GOAL OF THE EXERCISE:
Reproduce every entry exactly.

BEGIN SUPPLIED RECORDS

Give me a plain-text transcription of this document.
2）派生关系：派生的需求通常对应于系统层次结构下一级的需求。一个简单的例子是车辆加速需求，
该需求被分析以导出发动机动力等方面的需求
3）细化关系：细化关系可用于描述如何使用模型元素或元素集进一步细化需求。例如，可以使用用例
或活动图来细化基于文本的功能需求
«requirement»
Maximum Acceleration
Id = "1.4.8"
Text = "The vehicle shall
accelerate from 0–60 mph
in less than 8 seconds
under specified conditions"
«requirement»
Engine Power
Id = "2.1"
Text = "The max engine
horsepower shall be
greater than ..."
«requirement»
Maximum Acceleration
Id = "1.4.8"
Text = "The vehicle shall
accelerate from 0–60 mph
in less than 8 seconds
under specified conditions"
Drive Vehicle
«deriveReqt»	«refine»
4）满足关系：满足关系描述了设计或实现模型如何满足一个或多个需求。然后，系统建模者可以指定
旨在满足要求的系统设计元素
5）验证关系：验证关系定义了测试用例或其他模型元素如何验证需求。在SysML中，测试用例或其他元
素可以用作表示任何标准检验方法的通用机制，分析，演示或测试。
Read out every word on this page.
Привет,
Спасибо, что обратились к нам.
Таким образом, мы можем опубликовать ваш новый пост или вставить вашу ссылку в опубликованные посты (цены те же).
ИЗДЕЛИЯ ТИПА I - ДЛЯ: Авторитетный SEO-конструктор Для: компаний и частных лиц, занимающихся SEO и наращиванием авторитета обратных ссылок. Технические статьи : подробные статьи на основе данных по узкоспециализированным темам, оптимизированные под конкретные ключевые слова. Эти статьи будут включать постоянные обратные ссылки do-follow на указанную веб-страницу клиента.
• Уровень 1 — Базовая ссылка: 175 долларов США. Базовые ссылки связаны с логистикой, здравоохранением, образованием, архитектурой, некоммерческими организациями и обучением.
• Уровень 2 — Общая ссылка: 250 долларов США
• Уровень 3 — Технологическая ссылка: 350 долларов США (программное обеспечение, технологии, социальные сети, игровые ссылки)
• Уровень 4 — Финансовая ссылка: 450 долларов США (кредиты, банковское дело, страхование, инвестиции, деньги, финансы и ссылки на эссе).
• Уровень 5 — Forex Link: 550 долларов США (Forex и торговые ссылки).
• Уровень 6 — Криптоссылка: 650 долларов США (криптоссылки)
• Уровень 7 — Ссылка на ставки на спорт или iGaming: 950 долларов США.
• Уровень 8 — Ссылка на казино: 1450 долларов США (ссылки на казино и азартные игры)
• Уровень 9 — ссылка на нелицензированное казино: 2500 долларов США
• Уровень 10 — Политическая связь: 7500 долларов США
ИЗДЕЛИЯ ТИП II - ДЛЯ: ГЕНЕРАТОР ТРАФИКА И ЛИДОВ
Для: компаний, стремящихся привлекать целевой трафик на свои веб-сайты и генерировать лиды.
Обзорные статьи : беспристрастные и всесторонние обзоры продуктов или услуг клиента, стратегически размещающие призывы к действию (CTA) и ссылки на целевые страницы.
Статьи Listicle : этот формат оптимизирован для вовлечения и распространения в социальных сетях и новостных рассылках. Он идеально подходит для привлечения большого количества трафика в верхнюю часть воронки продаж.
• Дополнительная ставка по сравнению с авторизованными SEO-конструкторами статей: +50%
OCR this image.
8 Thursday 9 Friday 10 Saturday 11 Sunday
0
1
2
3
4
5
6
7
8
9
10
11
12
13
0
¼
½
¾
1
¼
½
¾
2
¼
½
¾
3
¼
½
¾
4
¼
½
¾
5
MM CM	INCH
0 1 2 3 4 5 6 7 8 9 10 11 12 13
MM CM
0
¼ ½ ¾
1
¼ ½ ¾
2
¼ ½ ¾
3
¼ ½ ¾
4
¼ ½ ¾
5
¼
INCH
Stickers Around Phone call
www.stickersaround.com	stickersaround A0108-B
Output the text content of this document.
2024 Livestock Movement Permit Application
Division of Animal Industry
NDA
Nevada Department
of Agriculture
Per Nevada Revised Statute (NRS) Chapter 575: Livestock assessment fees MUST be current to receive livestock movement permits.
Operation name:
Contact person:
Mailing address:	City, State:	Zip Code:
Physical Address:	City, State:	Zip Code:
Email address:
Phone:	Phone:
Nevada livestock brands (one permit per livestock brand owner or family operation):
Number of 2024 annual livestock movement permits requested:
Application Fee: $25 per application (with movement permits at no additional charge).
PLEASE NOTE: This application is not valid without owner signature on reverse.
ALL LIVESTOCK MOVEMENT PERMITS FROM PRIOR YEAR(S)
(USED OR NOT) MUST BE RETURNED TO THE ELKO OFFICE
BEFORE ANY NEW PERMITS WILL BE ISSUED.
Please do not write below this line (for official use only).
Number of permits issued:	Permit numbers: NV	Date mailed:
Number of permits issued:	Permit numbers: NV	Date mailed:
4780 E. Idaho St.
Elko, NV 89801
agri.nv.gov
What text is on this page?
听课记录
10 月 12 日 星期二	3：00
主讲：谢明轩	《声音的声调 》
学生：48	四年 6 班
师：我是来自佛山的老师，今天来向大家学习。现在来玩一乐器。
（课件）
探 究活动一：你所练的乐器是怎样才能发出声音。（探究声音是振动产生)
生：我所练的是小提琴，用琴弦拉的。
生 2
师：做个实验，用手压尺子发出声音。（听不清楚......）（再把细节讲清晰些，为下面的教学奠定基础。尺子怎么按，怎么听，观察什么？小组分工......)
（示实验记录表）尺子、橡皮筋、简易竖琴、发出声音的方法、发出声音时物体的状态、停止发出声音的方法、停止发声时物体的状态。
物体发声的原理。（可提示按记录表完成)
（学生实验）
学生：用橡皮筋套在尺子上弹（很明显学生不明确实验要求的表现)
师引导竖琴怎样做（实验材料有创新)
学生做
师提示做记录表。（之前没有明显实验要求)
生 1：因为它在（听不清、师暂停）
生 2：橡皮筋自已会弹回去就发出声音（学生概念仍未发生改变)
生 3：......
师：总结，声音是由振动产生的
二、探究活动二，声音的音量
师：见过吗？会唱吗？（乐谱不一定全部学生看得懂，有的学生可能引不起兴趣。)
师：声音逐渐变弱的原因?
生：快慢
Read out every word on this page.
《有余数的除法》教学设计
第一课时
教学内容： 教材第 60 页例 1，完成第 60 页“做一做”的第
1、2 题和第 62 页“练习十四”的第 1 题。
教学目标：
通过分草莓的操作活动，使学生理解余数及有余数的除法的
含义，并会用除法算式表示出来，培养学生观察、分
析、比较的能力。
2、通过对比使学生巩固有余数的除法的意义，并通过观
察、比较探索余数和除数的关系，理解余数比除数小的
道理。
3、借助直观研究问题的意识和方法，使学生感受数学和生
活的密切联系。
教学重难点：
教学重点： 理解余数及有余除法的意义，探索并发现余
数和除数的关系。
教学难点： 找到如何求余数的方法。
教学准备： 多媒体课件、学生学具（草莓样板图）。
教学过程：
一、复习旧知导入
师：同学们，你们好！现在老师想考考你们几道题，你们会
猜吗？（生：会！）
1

END SUPPLIED RECORDS

ANSWER TO THIS TASK:
Give me a plain-text transcription of this document.
2）派生关系：派生的需求通常对应于系统层次结构下一级的需求。一个简单的例子是车辆加速需求，
该需求被分析以导出发动机动力等方面的需求
3）细化关系：细化关系可用于描述如何使用模型元素或元素集进一步细化需求。例如，可以使用用例
或活动图来细化基于文本的功能需求
«requirement»
Maximum Acceleration
Id = "1.4.8"
Text = "The vehicle shall
accelerate from 0–60 mph
in less than 8 seconds
under specified conditions"
«requirement»
Engine Power
Id = "2.1"
Text = "The max engine
horsepower shall be
greater than ..."
«requirement»
Maximum Acceleration
Id = "1.4.8"
Text = "The vehicle shall
accelerate from 0–60 mph
in less than 8 seconds
under specified conditions"
Drive Vehicle
«deriveReqt»	«refine»
4）满足关系：满足关系描述了设计或实现模型如何满足一个或多个需求。然后，系统建模者可以指定
旨在满足要求的系统设计元素
5）验证关系：验证关系定义了测试用例或其他模型元素如何验证需求。在SysML中，测试用例或其他元
素可以用作表示任何标准检验方法的通用机制，分析，演示或测试。
Read out every word on this page.
Привет,
Спасибо, что обратились к нам.
Таким образом, мы можем опубликовать ваш новый пост или вставить вашу ссылку в опубликованные посты (цены те же).
ИЗДЕЛИЯ ТИПА I - ДЛЯ: Авторитетный SEO-конструктор Для: компаний и частных лиц, занимающихся SEO и наращиванием авторитета обратных ссылок. Технические статьи : подробные статьи на основе данных по узкоспециализированным темам, оптимизированные под конкретные ключевые слова. Эти статьи будут включать постоянные обратные ссылки do-follow на указанную веб-страницу клиента.
• Уровень 1 — Базовая ссылка: 175 долларов США. Базовые ссылки связаны с логистикой, здравоохранением, образованием, архитектурой, некоммерческими организациями и обучением.
• Уровень 2 — Общая ссылка: 250 долларов США
• Уровень 3 — Технологическая ссылка: 350 долларов США (программное обеспечение, технологии, социальные сети, игровые ссылки)
• Уровень 4 — Финансовая ссылка: 450 долларов США (кредиты, банковское дело, страхование, инвестиции, деньги, финансы и ссылки на эссе).
• Уровень 5 — Forex Link: 550 долларов США (Forex и торговые ссылки).
• Уровень 6 — Криптоссылка: 650 долларов США (криптоссылки)
• Уровень 7 — Ссылка на ставки на спорт или iGaming: 950 долларов США.
• Уровень 8 — Ссылка на казино: 1450 долларов США (ссылки на казино и азартные игры)
• Уровень 9 — ссылка на нелицензированное казино: 2500 долларов США
• Уровень 10 — Политическая связь: 7500 долларов США
ИЗДЕЛИЯ ТИП II - ДЛЯ: ГЕНЕРАТОР ТРАФИКА И ЛИДОВ
Для: компаний, стремящихся привлекать целевой трафик на свои веб-сайты и генерировать лиды.
Обзорные статьи : беспристрастные и всесторонние обзоры продуктов или услуг клиента, стратегически размещающие призывы к действию (CTA) и ссылки на целевые страницы.
Статьи Listicle : этот формат оптимизирован для вовлечения и распространения в социальных сетях и новостных рассылках. Он идеально подходит для привлечения большого количества трафика в верхнюю часть воронки продаж.
• Дополнительная ставка по сравнению с авторизованными SEO-конструкторами статей: +50%
OCR this image.
8 Thursday 9 Friday 10 Saturday 11 Sunday
0
1
2
3
4
5
6
7
8
9
10
11
12
13
0
¼
½
¾
1
¼
½
¾
2
¼
½
¾
3
¼
½
¾
4
¼
½
¾
5
MM CM	INCH
0 1 2 3 4 5 6 7 8 9 10 11 12 13
MM CM
0
¼ ½ ¾
1
¼ ½ ¾
2
¼ ½ ¾
3
¼ ½ ¾
4
¼ ½ ¾
5
¼
INCH
Stickers Around Phone call
www.stickersaround.com	stickersaround A0108-B
Output the text content of this document.
2024 Livestock Movement Permit Application
Division of Animal Industry
NDA
Nevada Department
of Agriculture
Per Nevada Revised Statute (NRS) Chapter 575: Livestock assessment fees MUST be current to receive livestock movement permits.
Operation name:
Contact person:
Mailing address:	City, State:	Zip Code:
Physical Address:	City, State:	Zip Code:
Email address:
Phone:	Phone:
Nevada livestock brands (one permit per livestock brand owner or family operation):
Number of 2024 annual livestock movement permits requested:
Application Fee: $25 per application (with movement permits at no additional charge).
PLEASE NOTE: This application is not valid without owner signature on reverse.
ALL LIVESTOCK MOVEMENT PERMITS FROM PRIOR YEAR(S)
(USED OR NOT) MUST BE RETURNED TO THE ELKO OFFICE
BEFORE ANY NEW PERMITS WILL BE ISSUED.
Please do not write below this line (for official use only).
Number of permits issued:	Permit numbers: NV	Date mailed:
Number of permits issued:	Permit numbers: NV	Date mailed:
4780 E. Idaho St.
Elko, NV 89801
agri.nv.gov
What text is on this page?
听课记录
10 月 12 日 星期二	3：00
主讲：谢明轩	《声音的声调 》
学生：48	四年 6 班
师：我是来自佛山的老师，今天来向大家学习。现在来玩一乐器。
（课件）
探 究活动一：你所练的乐器是怎样才能发出声音。（探究声音是振动产生)
生：我所练的是小提琴，用琴弦拉的。
生 2
师：做个实验，用手压尺子发出声音。（听不清楚......）（再把细节讲清晰些，为下面的教学奠定基础。尺子怎么按，怎么听，观察什么？小组分工......)
（示实验记录表）尺子、橡皮筋、简易竖琴、发出声音的方法、发出声音时物体的状态、停止发出声音的方法、停止发声时物体的状态。
物体发声的原理。（可提示按记录表完成)
（学生实验）
学生：用橡皮筋套在尺子上弹（很明显学生不明确实验要求的表现)
师引导竖琴怎样做（实验材料有创新)
学生做
师提示做记录表。（之前没有明显实验要求)
生 1：因为它在（听不清、师暂停）
生 2：橡皮筋自已会弹回去就发出声音（学生概念仍未发生改变)
生 3：......
师：总结，声音是由振动产生的
二、探究活动二，声音的音量
师：见过吗？会唱吗？（乐谱不一定全部学生看得懂，有的学生可能引不起兴趣。)
师：声音逐渐变弱的原因?
生：快慢
Read out every word on this page.
《有余数的除法》教学设计
第一课时
教学内容： 教材第 60 页例 1，完成第 60 页“做一做”的第
1、2 题和第 62 页“练习十四”的第 1 题。
教学目标：
通过分草莓的操作活动，使学生理解余数及有余数的除法的
含义，并会用除法算式表示出来，培养学生观察、分
析、比较的能力。
2、通过对比使学生巩固有余数的除法的意义，并通过观
察、比较探索余数和除数的关系，理解余数比除数小的
道理。
3、借助直观研究问题的意识和方法，使学生感受数学和生
活的密切联系。
教学重难点：
教学重点： 理解余数及有余除法的意义，探索并发现余
数和除数的关系。
教学难点： 找到如何求余数的方法。
教学准备： 多媒体课件、学生学具（草莓样板图）。
教学过程：
一、复习旧知导入
师：同学们，你们好！现在老师想考考你们几道题，你们会
猜吗？（生：会！）
1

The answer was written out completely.